Records from a collection of figures:
★ ★ ★ ★ ★ ★ ★
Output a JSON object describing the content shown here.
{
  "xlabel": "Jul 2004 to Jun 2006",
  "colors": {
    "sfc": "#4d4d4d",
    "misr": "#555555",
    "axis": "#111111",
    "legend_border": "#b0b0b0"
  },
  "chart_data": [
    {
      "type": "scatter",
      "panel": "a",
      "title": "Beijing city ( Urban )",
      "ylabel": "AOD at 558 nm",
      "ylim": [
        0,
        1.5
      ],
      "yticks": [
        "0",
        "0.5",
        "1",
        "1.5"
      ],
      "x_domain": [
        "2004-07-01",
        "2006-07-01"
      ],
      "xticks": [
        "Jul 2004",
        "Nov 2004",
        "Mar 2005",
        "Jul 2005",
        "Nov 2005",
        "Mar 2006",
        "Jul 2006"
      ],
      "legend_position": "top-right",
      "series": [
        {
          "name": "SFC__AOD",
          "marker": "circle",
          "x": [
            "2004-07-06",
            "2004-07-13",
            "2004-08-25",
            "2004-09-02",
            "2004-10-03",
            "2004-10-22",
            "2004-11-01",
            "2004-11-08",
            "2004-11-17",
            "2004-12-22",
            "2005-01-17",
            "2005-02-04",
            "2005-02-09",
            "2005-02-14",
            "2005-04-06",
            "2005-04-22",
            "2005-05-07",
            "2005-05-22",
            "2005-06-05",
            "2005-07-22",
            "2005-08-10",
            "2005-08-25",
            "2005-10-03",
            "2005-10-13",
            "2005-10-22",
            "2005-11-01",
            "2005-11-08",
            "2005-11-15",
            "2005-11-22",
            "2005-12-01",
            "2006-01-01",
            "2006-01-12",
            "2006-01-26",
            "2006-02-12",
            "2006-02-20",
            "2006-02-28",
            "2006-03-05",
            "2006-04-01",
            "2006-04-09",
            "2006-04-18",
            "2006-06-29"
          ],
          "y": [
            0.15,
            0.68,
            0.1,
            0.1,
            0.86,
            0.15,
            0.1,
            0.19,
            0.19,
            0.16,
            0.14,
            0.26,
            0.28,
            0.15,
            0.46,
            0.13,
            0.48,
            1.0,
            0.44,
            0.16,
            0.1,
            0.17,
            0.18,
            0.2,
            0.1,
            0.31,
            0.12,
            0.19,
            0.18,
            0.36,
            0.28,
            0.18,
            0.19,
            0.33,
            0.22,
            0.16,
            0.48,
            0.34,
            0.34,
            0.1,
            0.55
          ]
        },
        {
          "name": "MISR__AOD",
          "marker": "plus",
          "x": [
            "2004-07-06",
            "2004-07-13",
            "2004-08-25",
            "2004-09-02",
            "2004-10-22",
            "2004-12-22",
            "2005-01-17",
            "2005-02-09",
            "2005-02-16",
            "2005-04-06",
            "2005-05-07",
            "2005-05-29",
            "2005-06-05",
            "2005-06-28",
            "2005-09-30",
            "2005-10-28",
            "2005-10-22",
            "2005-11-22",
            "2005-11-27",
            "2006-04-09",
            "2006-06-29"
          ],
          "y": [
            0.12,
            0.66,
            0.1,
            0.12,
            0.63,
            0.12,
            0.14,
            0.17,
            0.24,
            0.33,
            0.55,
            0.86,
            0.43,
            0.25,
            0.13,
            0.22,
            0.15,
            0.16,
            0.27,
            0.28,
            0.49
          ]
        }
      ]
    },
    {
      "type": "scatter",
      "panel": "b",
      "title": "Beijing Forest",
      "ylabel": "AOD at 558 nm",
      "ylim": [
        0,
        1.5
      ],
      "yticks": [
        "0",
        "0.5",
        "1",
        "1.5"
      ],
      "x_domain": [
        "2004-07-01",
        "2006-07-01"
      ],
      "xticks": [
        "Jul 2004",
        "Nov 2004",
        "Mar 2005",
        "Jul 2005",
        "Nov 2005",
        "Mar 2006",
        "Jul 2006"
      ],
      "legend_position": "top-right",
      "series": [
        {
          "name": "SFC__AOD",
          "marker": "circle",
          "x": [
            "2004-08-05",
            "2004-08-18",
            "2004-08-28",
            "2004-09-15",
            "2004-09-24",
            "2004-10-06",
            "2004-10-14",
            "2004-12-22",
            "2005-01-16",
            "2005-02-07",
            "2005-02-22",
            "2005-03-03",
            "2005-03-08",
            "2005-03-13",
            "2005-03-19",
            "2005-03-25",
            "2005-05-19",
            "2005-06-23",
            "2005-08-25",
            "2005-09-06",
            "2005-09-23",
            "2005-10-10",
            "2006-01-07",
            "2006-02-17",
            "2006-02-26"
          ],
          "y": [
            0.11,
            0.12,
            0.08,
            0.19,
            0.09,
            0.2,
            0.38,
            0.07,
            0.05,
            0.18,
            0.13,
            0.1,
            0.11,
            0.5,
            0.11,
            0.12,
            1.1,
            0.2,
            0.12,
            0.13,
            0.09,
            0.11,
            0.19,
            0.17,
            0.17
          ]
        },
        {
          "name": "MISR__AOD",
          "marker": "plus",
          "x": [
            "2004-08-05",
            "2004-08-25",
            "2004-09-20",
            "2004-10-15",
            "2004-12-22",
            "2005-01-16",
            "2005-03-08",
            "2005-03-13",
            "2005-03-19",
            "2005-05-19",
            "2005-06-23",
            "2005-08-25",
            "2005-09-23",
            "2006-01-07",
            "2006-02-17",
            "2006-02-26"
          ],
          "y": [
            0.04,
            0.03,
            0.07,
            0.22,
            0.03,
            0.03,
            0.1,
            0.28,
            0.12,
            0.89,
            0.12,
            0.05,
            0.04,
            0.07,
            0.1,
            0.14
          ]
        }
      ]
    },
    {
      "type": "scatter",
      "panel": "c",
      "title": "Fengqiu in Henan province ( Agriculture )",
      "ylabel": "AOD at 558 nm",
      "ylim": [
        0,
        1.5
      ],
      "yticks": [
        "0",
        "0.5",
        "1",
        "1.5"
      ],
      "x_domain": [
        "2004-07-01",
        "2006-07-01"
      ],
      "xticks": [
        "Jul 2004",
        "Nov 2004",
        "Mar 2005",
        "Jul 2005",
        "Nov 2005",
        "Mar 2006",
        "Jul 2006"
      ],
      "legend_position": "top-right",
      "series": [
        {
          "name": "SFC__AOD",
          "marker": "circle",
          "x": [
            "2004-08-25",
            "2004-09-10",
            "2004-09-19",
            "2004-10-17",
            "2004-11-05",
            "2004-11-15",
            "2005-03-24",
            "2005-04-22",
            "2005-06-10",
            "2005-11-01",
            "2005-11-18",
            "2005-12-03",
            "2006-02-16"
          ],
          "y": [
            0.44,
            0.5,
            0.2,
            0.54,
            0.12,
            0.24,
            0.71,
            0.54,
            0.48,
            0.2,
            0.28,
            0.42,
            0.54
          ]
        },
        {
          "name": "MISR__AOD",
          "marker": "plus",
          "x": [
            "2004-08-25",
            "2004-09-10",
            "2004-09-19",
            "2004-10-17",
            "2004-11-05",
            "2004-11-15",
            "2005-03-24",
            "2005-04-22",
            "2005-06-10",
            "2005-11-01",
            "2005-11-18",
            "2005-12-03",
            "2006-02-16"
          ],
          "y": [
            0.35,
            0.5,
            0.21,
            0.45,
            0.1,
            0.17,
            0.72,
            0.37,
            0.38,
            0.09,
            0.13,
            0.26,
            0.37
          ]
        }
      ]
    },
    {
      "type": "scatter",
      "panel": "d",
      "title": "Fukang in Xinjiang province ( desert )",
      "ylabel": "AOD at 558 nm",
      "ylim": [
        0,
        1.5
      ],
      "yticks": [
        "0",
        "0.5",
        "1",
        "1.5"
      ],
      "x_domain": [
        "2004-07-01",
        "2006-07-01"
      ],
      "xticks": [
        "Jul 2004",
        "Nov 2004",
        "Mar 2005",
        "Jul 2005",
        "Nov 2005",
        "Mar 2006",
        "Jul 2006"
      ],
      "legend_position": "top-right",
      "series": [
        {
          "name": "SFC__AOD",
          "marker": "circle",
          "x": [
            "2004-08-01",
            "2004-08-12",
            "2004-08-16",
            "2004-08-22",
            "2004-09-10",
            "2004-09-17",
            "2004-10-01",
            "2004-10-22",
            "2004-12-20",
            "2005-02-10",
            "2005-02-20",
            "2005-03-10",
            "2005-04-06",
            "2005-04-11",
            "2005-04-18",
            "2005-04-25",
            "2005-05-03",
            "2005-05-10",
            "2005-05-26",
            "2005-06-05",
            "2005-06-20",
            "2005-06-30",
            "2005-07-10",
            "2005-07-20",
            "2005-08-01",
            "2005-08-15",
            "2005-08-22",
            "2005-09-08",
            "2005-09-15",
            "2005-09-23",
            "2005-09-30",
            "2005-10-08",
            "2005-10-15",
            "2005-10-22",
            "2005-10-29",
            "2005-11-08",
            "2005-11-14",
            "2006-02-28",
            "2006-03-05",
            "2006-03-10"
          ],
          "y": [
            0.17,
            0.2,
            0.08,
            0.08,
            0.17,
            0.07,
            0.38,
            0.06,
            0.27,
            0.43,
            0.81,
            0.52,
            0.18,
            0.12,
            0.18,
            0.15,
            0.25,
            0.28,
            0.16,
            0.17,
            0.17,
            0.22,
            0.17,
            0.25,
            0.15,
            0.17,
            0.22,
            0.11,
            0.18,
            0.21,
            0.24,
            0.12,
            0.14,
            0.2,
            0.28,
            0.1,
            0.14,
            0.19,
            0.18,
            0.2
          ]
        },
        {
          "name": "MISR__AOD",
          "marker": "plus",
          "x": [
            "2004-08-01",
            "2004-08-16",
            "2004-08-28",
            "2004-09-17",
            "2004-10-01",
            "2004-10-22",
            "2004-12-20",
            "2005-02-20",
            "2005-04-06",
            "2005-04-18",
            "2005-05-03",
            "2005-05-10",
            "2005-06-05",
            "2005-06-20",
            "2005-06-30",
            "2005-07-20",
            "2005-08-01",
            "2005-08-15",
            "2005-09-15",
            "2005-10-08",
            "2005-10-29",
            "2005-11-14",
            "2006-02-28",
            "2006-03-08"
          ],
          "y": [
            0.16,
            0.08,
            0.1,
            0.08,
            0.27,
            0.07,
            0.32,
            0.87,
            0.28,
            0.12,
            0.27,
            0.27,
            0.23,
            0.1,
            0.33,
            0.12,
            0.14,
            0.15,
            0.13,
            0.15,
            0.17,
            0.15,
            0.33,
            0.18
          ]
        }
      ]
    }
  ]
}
★ ★ ★ ★ ★ ★ ★
▶ **What the exercise asks**
Show every line of the listing in which the string "Beijing" can be found.

▶ **Problem solution**
      "title": "Beijing city ( Urban )",
      "title": "Beijing Forest",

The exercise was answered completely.